▶ **Task**:
The records below are to be copied word for word, with every picture left out.

▶ **Source material**:
## Begin

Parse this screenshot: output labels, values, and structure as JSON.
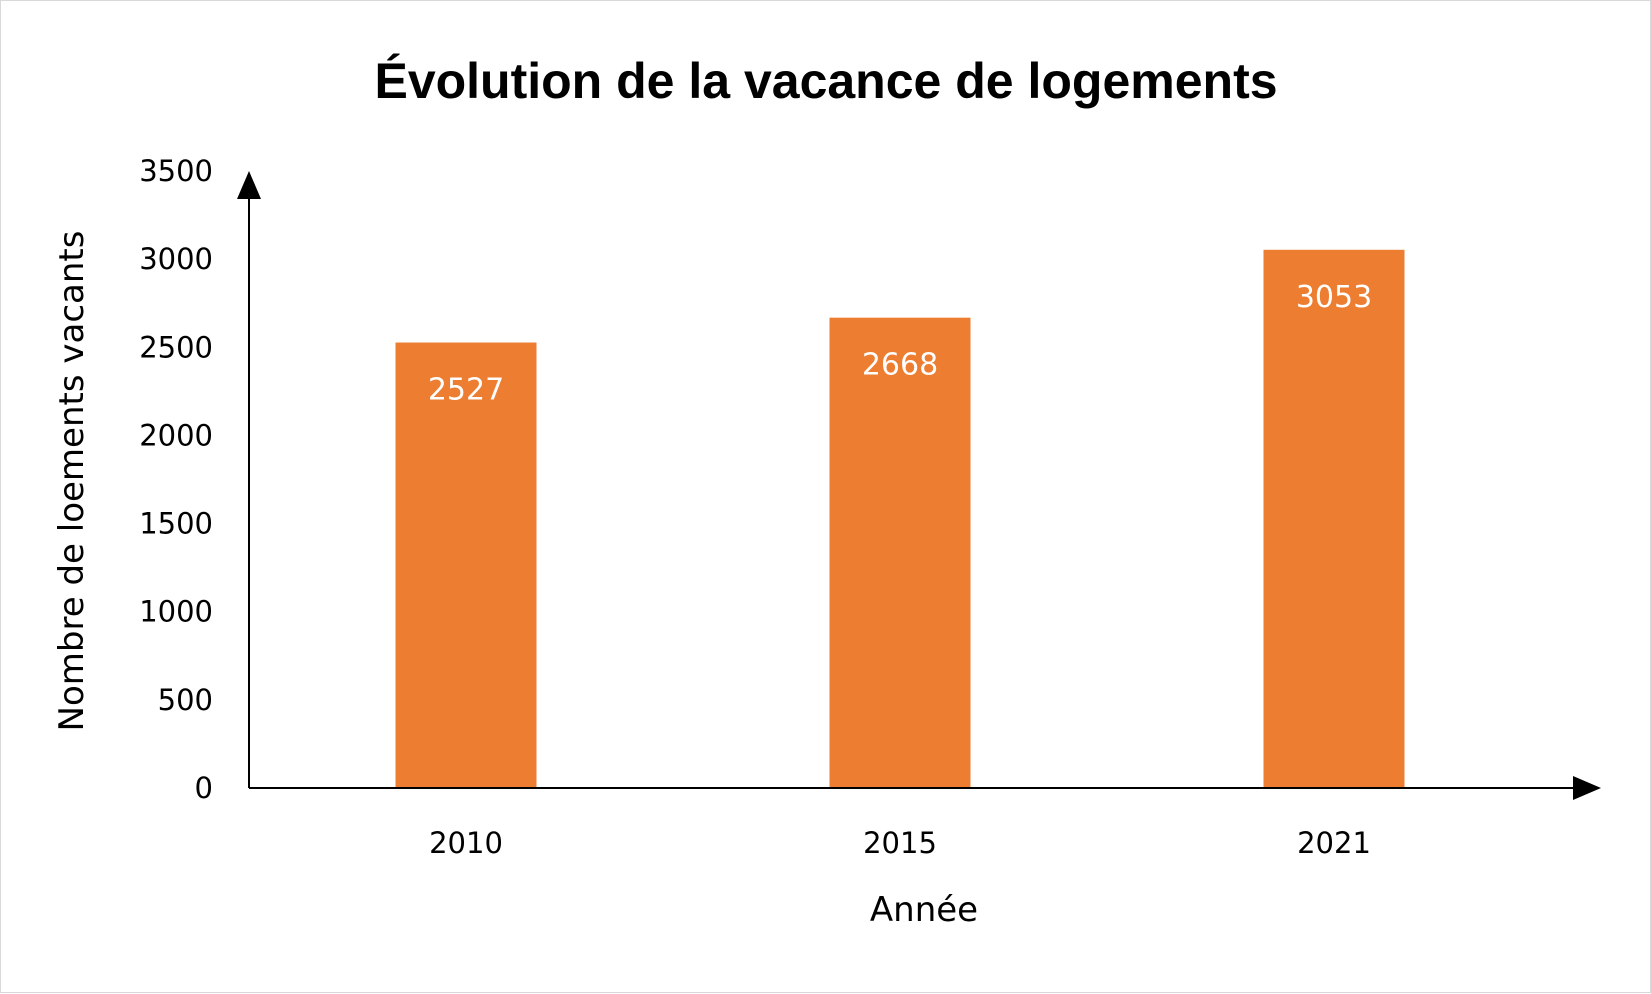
{
  "chart_data": {
    "type": "bar",
    "title": "Évolution de la vacance de logements",
    "xlabel": "Année",
    "ylabel": "Nombre de loements vacants",
    "categories": [
      "2010",
      "2015",
      "2021"
    ],
    "values": [
      2527,
      2668,
      3053
    ],
    "data_labels": [
      "2527",
      "2668",
      "3053"
    ],
    "ylim": [
      0,
      3500
    ],
    "yticks": [
      "0",
      "500",
      "1000",
      "1500",
      "2000",
      "2500",
      "3000",
      "3500"
    ],
    "bar_color": "#ED7D31",
    "data_label_color": "#FFFFFF",
    "grid": false,
    "legend": "none"
  }
}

## End

▶ **Exercise response**:
Parse this screenshot: output labels, values, and structure as JSON.
{
  "chart_data": {
    "type": "bar",
    "title": "Évolution de la vacance de logements",
    "xlabel": "Année",
    "ylabel": "Nombre de loements vacants",
    "categories": [
      "2010",
      "2015",
      "2021"
    ],
    "values": [
      2527,
      2668,
      3053
    ],
    "data_labels": [
      "2527",
      "2668",
      "3053"
    ],
    "ylim": [
      0,
      3500
    ],
    "yticks": [
      "0",
      "500",
      "1000",
      "1500",
      "2000",
      "2500",
      "3000",
      "3500"
    ],
    "bar_color": "#ED7D31",
    "data_label_color": "#FFFFFF",
    "grid": false,
    "legend": "none"
  }
}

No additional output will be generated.